Count the lines in the entries below that include the word "session". Give nothing but the number.

======

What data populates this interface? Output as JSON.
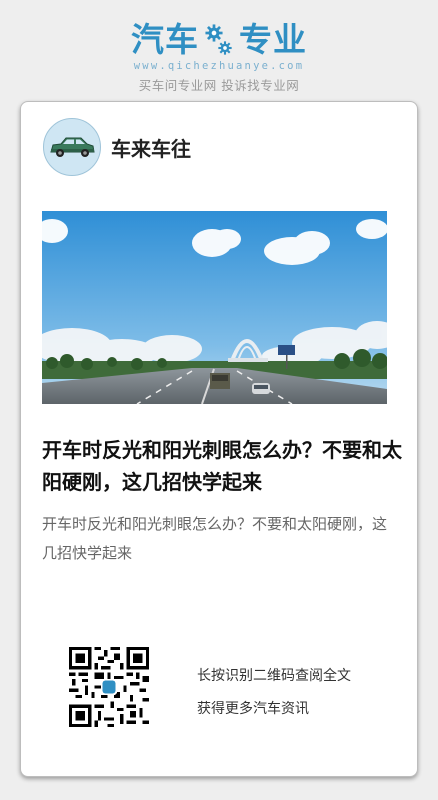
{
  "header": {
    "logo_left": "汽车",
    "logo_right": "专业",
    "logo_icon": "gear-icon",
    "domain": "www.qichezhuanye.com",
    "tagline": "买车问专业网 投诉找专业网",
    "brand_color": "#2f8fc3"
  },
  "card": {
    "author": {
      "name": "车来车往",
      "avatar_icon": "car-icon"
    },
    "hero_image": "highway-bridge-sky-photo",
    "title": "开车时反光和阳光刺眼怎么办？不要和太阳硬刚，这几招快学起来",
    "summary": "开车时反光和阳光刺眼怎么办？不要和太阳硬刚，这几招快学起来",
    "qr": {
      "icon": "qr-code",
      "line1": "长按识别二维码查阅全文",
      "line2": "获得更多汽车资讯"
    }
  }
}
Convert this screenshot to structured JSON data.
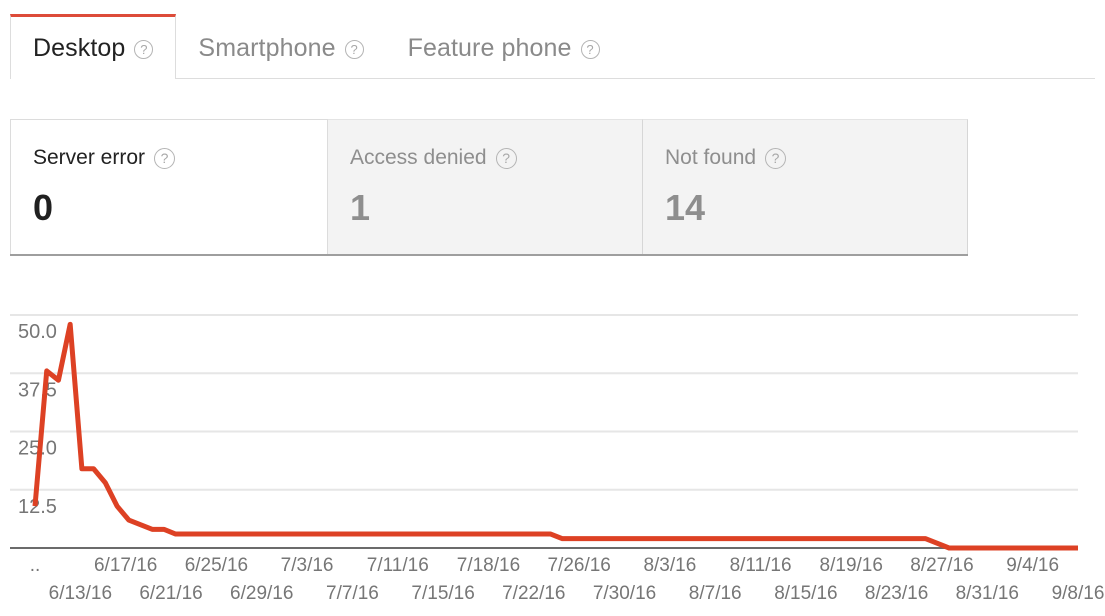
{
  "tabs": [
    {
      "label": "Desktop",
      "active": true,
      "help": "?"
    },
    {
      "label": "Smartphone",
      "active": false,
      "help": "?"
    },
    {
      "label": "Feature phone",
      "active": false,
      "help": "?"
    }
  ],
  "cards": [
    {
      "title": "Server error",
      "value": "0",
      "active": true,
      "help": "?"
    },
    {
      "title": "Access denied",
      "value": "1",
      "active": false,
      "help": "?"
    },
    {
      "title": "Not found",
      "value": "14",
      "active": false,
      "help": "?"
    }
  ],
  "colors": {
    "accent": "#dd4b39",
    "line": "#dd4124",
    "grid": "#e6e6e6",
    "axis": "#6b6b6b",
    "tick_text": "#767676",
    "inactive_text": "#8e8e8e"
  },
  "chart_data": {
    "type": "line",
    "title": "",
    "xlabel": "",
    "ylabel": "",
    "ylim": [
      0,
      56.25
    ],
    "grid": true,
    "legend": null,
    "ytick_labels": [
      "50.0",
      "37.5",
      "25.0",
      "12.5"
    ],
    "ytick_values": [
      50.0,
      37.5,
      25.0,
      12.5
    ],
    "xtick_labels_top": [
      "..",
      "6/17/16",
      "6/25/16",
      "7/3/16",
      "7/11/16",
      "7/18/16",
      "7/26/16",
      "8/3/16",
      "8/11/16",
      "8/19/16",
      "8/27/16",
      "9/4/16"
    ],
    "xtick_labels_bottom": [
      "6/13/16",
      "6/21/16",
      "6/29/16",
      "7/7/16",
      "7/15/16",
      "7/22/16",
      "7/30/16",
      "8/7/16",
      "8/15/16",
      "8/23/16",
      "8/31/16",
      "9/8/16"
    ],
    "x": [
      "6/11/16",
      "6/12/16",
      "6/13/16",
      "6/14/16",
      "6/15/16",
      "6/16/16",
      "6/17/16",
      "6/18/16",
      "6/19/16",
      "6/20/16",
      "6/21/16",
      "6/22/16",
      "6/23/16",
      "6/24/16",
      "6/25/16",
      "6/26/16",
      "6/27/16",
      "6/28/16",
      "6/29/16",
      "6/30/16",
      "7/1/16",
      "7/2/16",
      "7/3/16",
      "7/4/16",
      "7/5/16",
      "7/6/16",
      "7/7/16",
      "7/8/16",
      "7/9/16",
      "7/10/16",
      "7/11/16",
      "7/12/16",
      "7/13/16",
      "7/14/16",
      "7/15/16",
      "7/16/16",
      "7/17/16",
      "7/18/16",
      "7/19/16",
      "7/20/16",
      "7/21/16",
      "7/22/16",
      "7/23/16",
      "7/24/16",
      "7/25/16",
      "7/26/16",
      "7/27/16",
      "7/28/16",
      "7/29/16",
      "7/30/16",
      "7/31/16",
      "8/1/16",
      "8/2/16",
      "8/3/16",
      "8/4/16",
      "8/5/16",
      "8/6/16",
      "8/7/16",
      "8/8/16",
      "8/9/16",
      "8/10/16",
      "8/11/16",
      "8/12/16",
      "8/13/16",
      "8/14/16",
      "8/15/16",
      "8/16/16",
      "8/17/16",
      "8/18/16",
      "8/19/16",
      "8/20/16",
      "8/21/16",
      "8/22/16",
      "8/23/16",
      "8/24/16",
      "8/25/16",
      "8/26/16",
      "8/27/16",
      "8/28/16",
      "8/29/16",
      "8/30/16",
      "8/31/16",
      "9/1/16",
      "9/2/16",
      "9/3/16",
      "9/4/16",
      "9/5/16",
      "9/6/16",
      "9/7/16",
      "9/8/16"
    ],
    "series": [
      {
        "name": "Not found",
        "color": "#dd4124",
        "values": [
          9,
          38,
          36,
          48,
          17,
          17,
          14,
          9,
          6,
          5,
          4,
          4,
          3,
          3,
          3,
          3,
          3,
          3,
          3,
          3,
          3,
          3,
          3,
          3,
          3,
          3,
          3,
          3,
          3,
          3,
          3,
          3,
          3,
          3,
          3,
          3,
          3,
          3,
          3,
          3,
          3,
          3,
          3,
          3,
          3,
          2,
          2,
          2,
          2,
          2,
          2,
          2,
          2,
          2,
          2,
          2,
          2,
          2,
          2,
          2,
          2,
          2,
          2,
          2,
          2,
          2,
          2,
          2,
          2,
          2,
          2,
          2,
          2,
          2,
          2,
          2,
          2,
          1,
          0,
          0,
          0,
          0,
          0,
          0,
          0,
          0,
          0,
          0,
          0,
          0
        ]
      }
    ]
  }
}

======

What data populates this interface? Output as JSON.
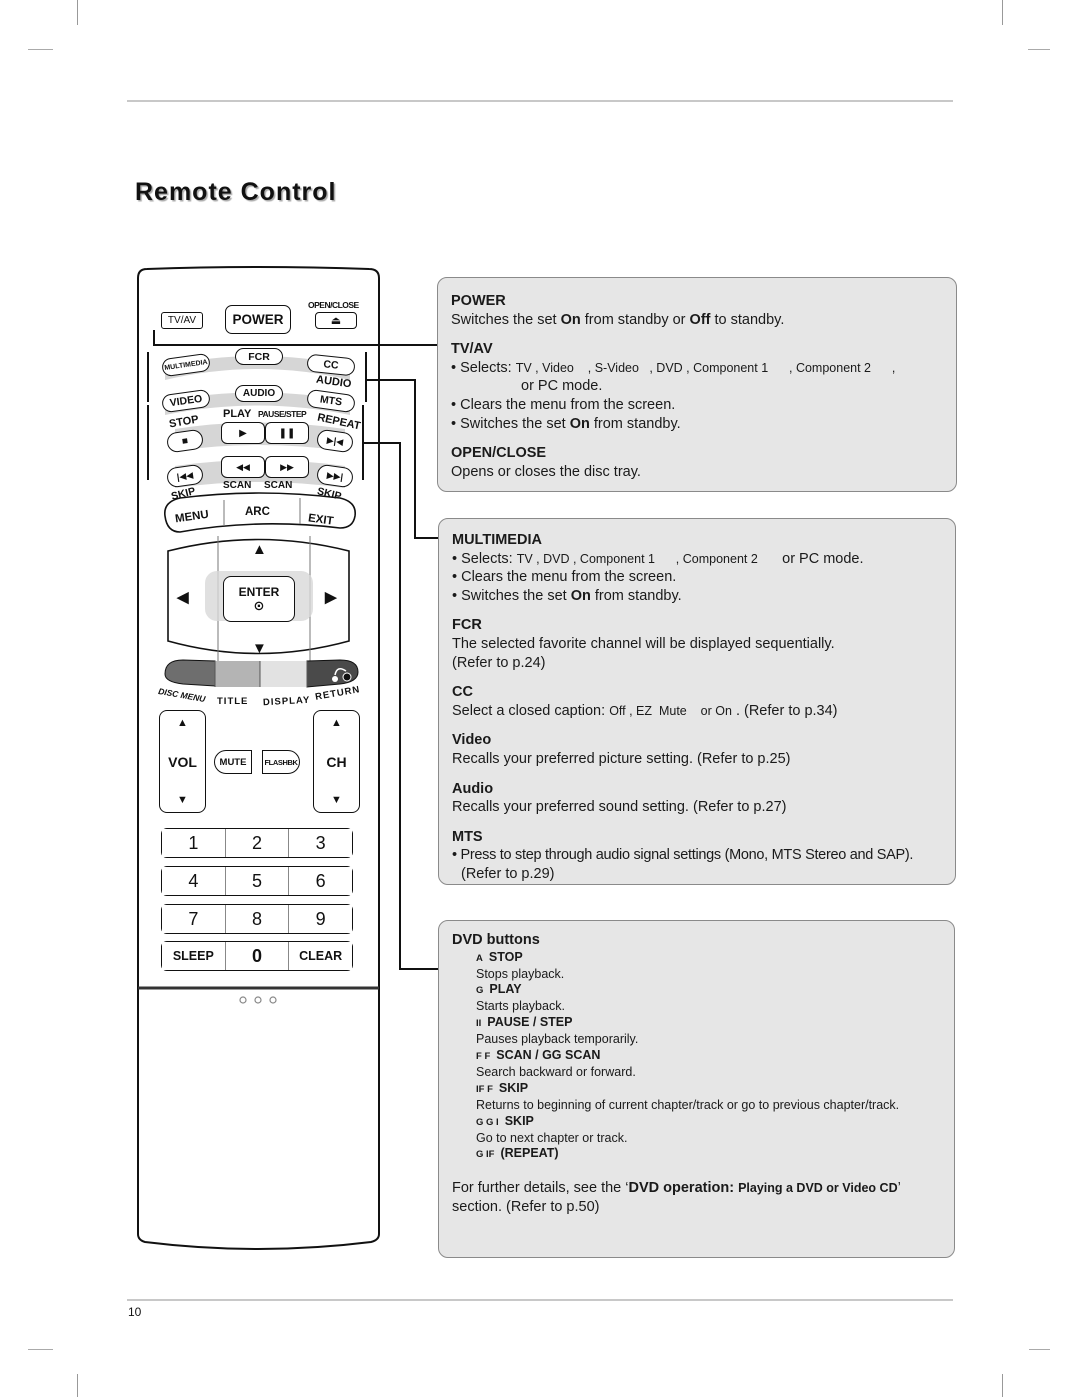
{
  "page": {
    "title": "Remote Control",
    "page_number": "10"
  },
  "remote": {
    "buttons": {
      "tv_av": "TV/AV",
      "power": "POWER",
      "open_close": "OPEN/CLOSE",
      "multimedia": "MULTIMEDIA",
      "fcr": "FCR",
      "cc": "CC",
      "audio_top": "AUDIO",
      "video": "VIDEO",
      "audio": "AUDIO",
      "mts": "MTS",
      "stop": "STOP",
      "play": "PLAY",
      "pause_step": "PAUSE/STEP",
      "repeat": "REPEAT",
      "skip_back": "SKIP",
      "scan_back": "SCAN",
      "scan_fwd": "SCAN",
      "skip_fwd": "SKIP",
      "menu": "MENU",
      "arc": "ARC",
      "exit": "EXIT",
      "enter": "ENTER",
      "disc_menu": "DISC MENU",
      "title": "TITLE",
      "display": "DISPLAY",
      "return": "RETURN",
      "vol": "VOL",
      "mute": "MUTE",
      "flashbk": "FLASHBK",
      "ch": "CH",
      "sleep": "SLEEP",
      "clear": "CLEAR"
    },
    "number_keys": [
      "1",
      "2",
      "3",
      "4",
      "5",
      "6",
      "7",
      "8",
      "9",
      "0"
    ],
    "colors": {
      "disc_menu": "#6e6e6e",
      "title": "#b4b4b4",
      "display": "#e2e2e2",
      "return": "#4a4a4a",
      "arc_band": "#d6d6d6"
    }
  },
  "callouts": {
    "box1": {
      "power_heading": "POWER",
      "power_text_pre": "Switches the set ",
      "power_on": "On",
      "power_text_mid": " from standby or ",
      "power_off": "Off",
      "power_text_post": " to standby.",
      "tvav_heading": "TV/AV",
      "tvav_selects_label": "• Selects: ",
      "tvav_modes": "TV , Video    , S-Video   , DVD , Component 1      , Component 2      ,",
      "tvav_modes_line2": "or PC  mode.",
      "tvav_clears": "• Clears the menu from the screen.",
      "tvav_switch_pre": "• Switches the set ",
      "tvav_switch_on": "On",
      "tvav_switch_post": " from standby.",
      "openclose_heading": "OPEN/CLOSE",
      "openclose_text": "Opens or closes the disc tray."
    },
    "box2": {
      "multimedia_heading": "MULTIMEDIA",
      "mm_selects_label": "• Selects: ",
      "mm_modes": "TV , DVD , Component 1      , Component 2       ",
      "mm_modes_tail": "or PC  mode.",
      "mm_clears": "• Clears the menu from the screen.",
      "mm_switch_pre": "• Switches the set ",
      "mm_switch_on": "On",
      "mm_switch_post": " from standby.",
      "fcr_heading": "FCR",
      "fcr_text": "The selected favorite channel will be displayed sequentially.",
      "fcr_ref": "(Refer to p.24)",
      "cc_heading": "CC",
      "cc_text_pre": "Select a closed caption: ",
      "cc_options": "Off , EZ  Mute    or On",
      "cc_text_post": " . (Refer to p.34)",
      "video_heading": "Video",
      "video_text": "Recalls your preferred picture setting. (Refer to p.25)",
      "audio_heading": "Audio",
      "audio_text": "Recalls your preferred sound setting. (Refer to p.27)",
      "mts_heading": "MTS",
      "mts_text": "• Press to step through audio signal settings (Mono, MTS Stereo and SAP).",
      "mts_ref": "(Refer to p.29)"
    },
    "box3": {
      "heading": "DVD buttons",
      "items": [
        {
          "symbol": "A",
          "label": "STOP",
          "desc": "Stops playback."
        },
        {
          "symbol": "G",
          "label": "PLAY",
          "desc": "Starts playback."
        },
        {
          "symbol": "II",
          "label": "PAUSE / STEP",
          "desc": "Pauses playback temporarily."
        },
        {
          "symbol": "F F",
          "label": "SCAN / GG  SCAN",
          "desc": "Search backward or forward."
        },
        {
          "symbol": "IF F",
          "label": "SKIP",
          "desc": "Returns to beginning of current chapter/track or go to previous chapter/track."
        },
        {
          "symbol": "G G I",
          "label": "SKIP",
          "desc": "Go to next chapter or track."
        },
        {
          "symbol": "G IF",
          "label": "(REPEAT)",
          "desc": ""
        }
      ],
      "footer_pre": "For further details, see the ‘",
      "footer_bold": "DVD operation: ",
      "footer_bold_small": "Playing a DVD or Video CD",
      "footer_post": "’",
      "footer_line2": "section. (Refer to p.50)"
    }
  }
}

======

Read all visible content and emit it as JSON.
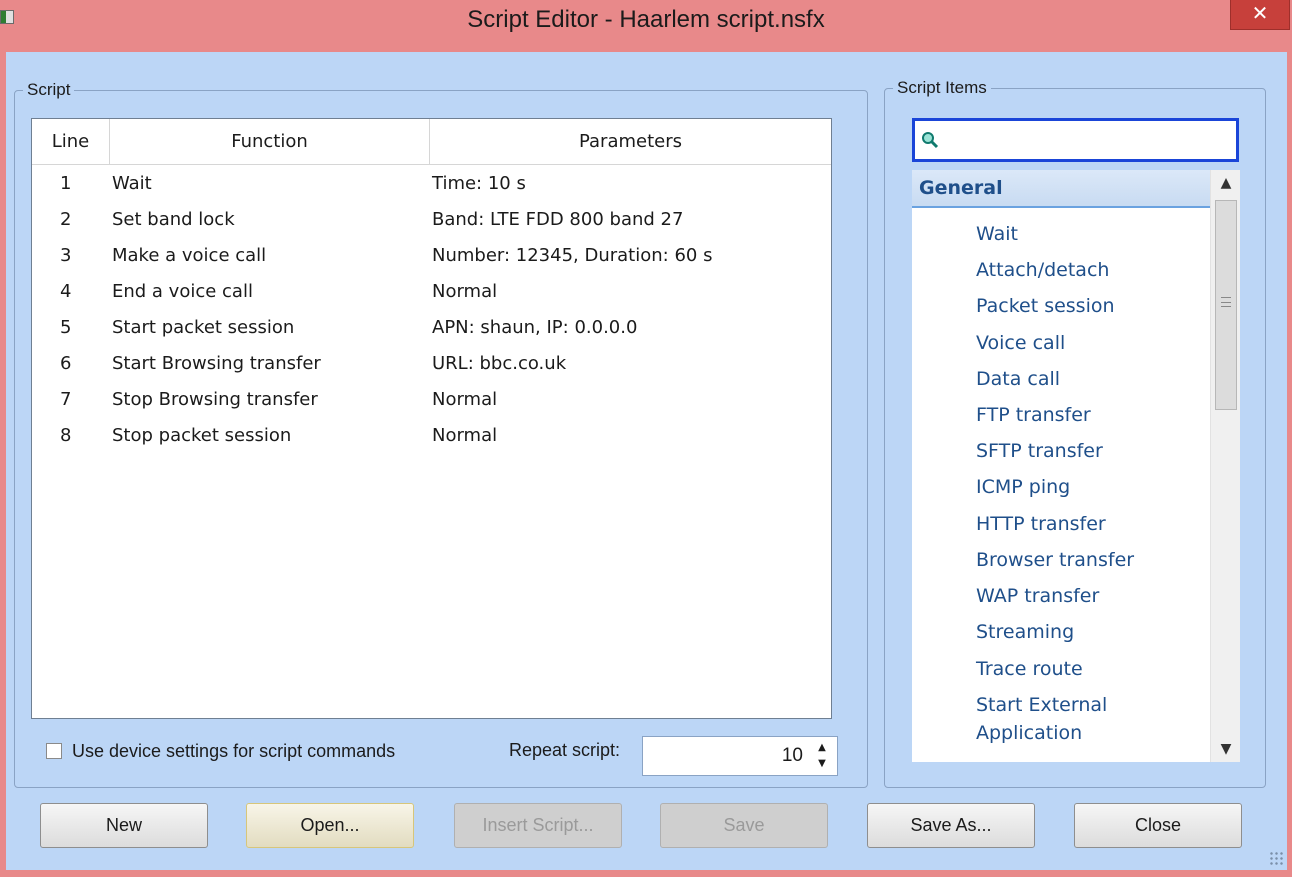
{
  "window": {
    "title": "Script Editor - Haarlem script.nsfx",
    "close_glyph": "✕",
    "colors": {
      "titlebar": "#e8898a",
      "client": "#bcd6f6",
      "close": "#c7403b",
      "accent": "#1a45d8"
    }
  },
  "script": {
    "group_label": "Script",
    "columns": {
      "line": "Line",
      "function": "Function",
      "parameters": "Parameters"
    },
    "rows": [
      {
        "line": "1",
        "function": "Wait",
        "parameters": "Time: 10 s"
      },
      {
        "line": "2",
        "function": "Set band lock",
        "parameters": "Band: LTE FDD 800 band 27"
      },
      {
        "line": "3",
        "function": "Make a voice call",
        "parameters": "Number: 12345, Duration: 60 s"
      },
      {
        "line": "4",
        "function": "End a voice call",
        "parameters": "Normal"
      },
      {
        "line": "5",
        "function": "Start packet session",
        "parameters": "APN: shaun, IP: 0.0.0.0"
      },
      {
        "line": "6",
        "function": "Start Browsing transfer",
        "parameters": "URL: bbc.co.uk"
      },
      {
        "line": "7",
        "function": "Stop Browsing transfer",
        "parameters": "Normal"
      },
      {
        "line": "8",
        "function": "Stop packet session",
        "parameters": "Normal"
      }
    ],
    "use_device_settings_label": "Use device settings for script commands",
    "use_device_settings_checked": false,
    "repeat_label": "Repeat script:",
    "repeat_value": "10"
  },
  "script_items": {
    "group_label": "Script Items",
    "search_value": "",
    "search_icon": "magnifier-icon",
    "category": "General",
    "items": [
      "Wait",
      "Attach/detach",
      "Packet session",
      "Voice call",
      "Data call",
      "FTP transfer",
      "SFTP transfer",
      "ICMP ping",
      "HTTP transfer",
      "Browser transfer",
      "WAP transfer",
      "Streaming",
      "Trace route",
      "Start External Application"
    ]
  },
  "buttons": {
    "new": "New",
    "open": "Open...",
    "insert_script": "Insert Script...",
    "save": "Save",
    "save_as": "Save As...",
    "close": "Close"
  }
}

======

• [Solution]
3